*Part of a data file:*

• • • • •

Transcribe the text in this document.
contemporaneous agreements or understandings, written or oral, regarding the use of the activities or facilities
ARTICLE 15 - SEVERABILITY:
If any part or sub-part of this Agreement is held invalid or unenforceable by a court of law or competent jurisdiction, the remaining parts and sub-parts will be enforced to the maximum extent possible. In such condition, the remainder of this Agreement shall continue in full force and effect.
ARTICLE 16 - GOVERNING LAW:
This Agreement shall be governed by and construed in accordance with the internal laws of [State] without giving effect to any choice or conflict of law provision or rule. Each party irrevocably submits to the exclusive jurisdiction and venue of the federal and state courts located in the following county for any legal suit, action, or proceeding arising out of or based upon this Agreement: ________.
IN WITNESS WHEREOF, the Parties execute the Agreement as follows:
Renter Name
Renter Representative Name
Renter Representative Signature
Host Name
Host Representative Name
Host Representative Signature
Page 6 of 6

• • • • •

*Request:* Show the data once more, exactly as it was written.

*Exercise response:*
Transcribe the text in this document.
contemporaneous agreements or understandings, written or oral, regarding the use of the activities or facilities
ARTICLE 15 - SEVERABILITY:
If any part or sub-part of this Agreement is held invalid or unenforceable by a court of law or competent jurisdiction, the remaining parts and sub-parts will be enforced to the maximum extent possible. In such condition, the remainder of this Agreement shall continue in full force and effect.
ARTICLE 16 - GOVERNING LAW:
This Agreement shall be governed by and construed in accordance with the internal laws of [State] without giving effect to any choice or conflict of law provision or rule. Each party irrevocably submits to the exclusive jurisdiction and venue of the federal and state courts located in the following county for any legal suit, action, or proceeding arising out of or based upon this Agreement: ________.
IN WITNESS WHEREOF, the Parties execute the Agreement as follows:
Renter Name
Renter Representative Name
Renter Representative Signature
Host Name
Host Representative Name
Host Representative Signature
Page 6 of 6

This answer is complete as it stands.